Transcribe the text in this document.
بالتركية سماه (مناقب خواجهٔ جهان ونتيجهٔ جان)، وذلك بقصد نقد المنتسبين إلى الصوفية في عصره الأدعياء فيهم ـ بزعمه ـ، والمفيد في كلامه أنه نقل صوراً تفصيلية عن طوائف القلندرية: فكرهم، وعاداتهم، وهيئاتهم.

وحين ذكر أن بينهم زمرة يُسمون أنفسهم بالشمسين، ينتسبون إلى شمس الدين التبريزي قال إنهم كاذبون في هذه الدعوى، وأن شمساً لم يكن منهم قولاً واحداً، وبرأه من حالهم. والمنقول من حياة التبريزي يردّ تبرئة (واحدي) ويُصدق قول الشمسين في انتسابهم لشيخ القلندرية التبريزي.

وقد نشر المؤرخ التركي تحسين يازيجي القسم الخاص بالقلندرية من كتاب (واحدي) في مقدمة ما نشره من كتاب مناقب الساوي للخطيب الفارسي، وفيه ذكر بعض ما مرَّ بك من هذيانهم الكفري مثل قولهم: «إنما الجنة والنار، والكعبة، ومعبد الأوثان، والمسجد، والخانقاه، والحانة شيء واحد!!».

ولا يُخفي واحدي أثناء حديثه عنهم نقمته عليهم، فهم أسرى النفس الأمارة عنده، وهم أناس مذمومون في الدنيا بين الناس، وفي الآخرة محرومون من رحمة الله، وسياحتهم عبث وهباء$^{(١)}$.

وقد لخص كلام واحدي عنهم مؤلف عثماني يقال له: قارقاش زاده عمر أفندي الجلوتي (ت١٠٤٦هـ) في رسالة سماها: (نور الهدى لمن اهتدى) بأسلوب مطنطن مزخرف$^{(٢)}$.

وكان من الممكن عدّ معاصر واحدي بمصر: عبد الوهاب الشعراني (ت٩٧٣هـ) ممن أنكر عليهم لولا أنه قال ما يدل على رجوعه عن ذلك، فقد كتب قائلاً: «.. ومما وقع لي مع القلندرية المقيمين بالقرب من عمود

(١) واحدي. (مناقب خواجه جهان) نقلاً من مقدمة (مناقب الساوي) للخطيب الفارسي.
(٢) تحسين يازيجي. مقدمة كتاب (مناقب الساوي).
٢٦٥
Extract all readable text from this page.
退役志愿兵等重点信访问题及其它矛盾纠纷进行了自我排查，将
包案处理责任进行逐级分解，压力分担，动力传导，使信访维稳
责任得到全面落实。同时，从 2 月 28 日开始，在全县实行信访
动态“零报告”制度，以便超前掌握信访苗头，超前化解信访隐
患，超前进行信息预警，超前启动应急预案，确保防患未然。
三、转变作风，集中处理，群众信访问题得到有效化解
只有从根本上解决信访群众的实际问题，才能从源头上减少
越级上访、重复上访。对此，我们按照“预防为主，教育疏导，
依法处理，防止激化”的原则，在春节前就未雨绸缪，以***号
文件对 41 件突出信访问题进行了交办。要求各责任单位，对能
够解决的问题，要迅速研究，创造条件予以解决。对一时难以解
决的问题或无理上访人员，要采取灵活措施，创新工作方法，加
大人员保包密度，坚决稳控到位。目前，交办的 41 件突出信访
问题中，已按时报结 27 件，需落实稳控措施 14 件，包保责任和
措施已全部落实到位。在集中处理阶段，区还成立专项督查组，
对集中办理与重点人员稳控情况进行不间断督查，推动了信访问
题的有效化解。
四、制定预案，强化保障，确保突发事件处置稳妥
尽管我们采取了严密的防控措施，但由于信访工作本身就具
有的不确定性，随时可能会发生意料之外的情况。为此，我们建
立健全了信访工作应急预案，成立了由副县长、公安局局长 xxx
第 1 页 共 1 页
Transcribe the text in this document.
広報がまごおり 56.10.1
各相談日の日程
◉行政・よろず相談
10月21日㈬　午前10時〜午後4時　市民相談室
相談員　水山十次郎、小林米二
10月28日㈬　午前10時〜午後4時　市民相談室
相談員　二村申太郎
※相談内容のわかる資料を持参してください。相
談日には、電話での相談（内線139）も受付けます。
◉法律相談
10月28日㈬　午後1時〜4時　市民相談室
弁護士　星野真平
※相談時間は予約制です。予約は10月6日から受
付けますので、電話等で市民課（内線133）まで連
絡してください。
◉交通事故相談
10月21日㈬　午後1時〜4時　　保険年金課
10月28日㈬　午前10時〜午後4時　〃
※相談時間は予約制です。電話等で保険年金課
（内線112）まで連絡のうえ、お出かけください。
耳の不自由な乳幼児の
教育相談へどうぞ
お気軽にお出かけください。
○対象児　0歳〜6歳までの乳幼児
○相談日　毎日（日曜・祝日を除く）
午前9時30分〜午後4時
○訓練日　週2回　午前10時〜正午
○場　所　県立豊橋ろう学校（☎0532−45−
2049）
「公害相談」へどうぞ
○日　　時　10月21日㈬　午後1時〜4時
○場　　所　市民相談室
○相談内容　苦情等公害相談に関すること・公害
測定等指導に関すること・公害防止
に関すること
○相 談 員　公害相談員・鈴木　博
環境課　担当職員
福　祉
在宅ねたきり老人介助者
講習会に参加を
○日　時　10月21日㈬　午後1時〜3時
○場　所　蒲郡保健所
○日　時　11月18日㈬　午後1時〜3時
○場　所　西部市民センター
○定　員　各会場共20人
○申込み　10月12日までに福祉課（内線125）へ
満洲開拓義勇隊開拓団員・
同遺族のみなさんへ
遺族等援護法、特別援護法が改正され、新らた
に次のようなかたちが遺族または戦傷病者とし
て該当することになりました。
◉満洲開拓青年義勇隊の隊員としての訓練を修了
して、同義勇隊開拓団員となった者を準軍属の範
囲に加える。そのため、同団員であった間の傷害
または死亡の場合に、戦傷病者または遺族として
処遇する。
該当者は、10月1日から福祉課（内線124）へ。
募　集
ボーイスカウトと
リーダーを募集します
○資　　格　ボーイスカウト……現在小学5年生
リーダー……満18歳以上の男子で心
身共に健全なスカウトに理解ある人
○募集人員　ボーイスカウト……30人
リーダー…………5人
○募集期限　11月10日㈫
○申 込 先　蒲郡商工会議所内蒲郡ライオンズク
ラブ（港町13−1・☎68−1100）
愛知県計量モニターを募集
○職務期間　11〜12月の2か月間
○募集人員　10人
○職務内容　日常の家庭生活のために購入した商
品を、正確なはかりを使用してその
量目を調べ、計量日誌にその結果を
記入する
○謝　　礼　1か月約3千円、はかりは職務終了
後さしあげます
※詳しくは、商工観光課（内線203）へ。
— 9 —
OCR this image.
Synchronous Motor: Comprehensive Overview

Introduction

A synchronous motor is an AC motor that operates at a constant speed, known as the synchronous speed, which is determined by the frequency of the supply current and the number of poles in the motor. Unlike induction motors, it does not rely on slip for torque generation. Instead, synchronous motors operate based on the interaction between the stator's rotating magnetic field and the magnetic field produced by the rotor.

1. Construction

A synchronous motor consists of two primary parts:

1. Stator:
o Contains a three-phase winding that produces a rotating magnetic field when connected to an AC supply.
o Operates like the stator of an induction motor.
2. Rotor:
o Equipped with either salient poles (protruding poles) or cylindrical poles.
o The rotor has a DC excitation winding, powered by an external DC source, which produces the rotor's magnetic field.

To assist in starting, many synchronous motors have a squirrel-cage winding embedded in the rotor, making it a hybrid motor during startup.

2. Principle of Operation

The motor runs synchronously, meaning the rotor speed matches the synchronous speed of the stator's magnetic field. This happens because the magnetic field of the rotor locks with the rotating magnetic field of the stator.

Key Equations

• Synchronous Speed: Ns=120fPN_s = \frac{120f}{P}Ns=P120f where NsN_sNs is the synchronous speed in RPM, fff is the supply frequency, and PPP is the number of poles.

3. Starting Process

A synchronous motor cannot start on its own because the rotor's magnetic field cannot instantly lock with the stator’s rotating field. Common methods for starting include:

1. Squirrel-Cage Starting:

■ ■ ■ ■ ■

§ Do this: Return each entry from above without altering a single character.

§ Expected output:
Transcribe the text in this document.
بالتركية سماه (مناقب خواجهٔ جهان ونتيجهٔ جان)، وذلك بقصد نقد المنتسبين إلى الصوفية في عصره الأدعياء فيهم ـ بزعمه ـ، والمفيد في كلامه أنه نقل صوراً تفصيلية عن طوائف القلندرية: فكرهم، وعاداتهم، وهيئاتهم.

وحين ذكر أن بينهم زمرة يُسمون أنفسهم بالشمسين، ينتسبون إلى شمس الدين التبريزي قال إنهم كاذبون في هذه الدعوى، وأن شمساً لم يكن منهم قولاً واحداً، وبرأه من حالهم. والمنقول من حياة التبريزي يردّ تبرئة (واحدي) ويُصدق قول الشمسين في انتسابهم لشيخ القلندرية التبريزي.

وقد نشر المؤرخ التركي تحسين يازيجي القسم الخاص بالقلندرية من كتاب (واحدي) في مقدمة ما نشره من كتاب مناقب الساوي للخطيب الفارسي، وفيه ذكر بعض ما مرَّ بك من هذيانهم الكفري مثل قولهم: «إنما الجنة والنار، والكعبة، ومعبد الأوثان، والمسجد، والخانقاه، والحانة شيء واحد!!».

ولا يُخفي واحدي أثناء حديثه عنهم نقمته عليهم، فهم أسرى النفس الأمارة عنده، وهم أناس مذمومون في الدنيا بين الناس، وفي الآخرة محرومون من رحمة الله، وسياحتهم عبث وهباء$^{(١)}$.

وقد لخص كلام واحدي عنهم مؤلف عثماني يقال له: قارقاش زاده عمر أفندي الجلوتي (ت١٠٤٦هـ) في رسالة سماها: (نور الهدى لمن اهتدى) بأسلوب مطنطن مزخرف$^{(٢)}$.

وكان من الممكن عدّ معاصر واحدي بمصر: عبد الوهاب الشعراني (ت٩٧٣هـ) ممن أنكر عليهم لولا أنه قال ما يدل على رجوعه عن ذلك، فقد كتب قائلاً: «.. ومما وقع لي مع القلندرية المقيمين بالقرب من عمود

(١) واحدي. (مناقب خواجه جهان) نقلاً من مقدمة (مناقب الساوي) للخطيب الفارسي.
(٢) تحسين يازيجي. مقدمة كتاب (مناقب الساوي).
٢٦٥
Extract all readable text from this page.
退役志愿兵等重点信访问题及其它矛盾纠纷进行了自我排查，将
包案处理责任进行逐级分解，压力分担，动力传导，使信访维稳
责任得到全面落实。同时，从 2 月 28 日开始，在全县实行信访
动态“零报告”制度，以便超前掌握信访苗头，超前化解信访隐
患，超前进行信息预警，超前启动应急预案，确保防患未然。
三、转变作风，集中处理，群众信访问题得到有效化解
只有从根本上解决信访群众的实际问题，才能从源头上减少
越级上访、重复上访。对此，我们按照“预防为主，教育疏导，
依法处理，防止激化”的原则，在春节前就未雨绸缪，以***号
文件对 41 件突出信访问题进行了交办。要求各责任单位，对能
够解决的问题，要迅速研究，创造条件予以解决。对一时难以解
决的问题或无理上访人员，要采取灵活措施，创新工作方法，加
大人员保包密度，坚决稳控到位。目前，交办的 41 件突出信访
问题中，已按时报结 27 件，需落实稳控措施 14 件，包保责任和
措施已全部落实到位。在集中处理阶段，区还成立专项督查组，
对集中办理与重点人员稳控情况进行不间断督查，推动了信访问
题的有效化解。
四、制定预案，强化保障，确保突发事件处置稳妥
尽管我们采取了严密的防控措施，但由于信访工作本身就具
有的不确定性，随时可能会发生意料之外的情况。为此，我们建
立健全了信访工作应急预案，成立了由副县长、公安局局长 xxx
第 1 页 共 1 页
Transcribe the text in this document.
広報がまごおり 56.10.1
各相談日の日程
◉行政・よろず相談
10月21日㈬　午前10時〜午後4時　市民相談室
相談員　水山十次郎、小林米二
10月28日㈬　午前10時〜午後4時　市民相談室
相談員　二村申太郎
※相談内容のわかる資料を持参してください。相
談日には、電話での相談（内線139）も受付けます。
◉法律相談
10月28日㈬　午後1時〜4時　市民相談室
弁護士　星野真平
※相談時間は予約制です。予約は10月6日から受
付けますので、電話等で市民課（内線133）まで連
絡してください。
◉交通事故相談
10月21日㈬　午後1時〜4時　　保険年金課
10月28日㈬　午前10時〜午後4時　〃
※相談時間は予約制です。電話等で保険年金課
（内線112）まで連絡のうえ、お出かけください。
耳の不自由な乳幼児の
教育相談へどうぞ
お気軽にお出かけください。
○対象児　0歳〜6歳までの乳幼児
○相談日　毎日（日曜・祝日を除く）
午前9時30分〜午後4時
○訓練日　週2回　午前10時〜正午
○場　所　県立豊橋ろう学校（☎0532−45−
2049）
「公害相談」へどうぞ
○日　　時　10月21日㈬　午後1時〜4時
○場　　所　市民相談室
○相談内容　苦情等公害相談に関すること・公害
測定等指導に関すること・公害防止
に関すること
○相 談 員　公害相談員・鈴木　博
環境課　担当職員
福　祉
在宅ねたきり老人介助者
講習会に参加を
○日　時　10月21日㈬　午後1時〜3時
○場　所　蒲郡保健所
○日　時　11月18日㈬　午後1時〜3時
○場　所　西部市民センター
○定　員　各会場共20人
○申込み　10月12日までに福祉課（内線125）へ
満洲開拓義勇隊開拓団員・
同遺族のみなさんへ
遺族等援護法、特別援護法が改正され、新らた
に次のようなかたちが遺族または戦傷病者とし
て該当することになりました。
◉満洲開拓青年義勇隊の隊員としての訓練を修了
して、同義勇隊開拓団員となった者を準軍属の範
囲に加える。そのため、同団員であった間の傷害
または死亡の場合に、戦傷病者または遺族として
処遇する。
該当者は、10月1日から福祉課（内線124）へ。
募　集
ボーイスカウトと
リーダーを募集します
○資　　格　ボーイスカウト……現在小学5年生
リーダー……満18歳以上の男子で心
身共に健全なスカウトに理解ある人
○募集人員　ボーイスカウト……30人
リーダー…………5人
○募集期限　11月10日㈫
○申 込 先　蒲郡商工会議所内蒲郡ライオンズク
ラブ（港町13−1・☎68−1100）
愛知県計量モニターを募集
○職務期間　11〜12月の2か月間
○募集人員　10人
○職務内容　日常の家庭生活のために購入した商
品を、正確なはかりを使用してその
量目を調べ、計量日誌にその結果を
記入する
○謝　　礼　1か月約3千円、はかりは職務終了
後さしあげます
※詳しくは、商工観光課（内線203）へ。
— 9 —
OCR this image.
Synchronous Motor: Comprehensive Overview

Introduction

A synchronous motor is an AC motor that operates at a constant speed, known as the synchronous speed, which is determined by the frequency of the supply current and the number of poles in the motor. Unlike induction motors, it does not rely on slip for torque generation. Instead, synchronous motors operate based on the interaction between the stator's rotating magnetic field and the magnetic field produced by the rotor.

1. Construction

A synchronous motor consists of two primary parts:

1. Stator:
o Contains a three-phase winding that produces a rotating magnetic field when connected to an AC supply.
o Operates like the stator of an induction motor.
2. Rotor:
o Equipped with either salient poles (protruding poles) or cylindrical poles.
o The rotor has a DC excitation winding, powered by an external DC source, which produces the rotor's magnetic field.

To assist in starting, many synchronous motors have a squirrel-cage winding embedded in the rotor, making it a hybrid motor during startup.

2. Principle of Operation

The motor runs synchronously, meaning the rotor speed matches the synchronous speed of the stator's magnetic field. This happens because the magnetic field of the rotor locks with the rotating magnetic field of the stator.

Key Equations

• Synchronous Speed: Ns=120fPN_s = \frac{120f}{P}Ns=P120f where NsN_sNs is the synchronous speed in RPM, fff is the supply frequency, and PPP is the number of poles.

3. Starting Process

A synchronous motor cannot start on its own because the rotor's magnetic field cannot instantly lock with the stator’s rotating field. Common methods for starting include:

1. Squirrel-Cage Starting:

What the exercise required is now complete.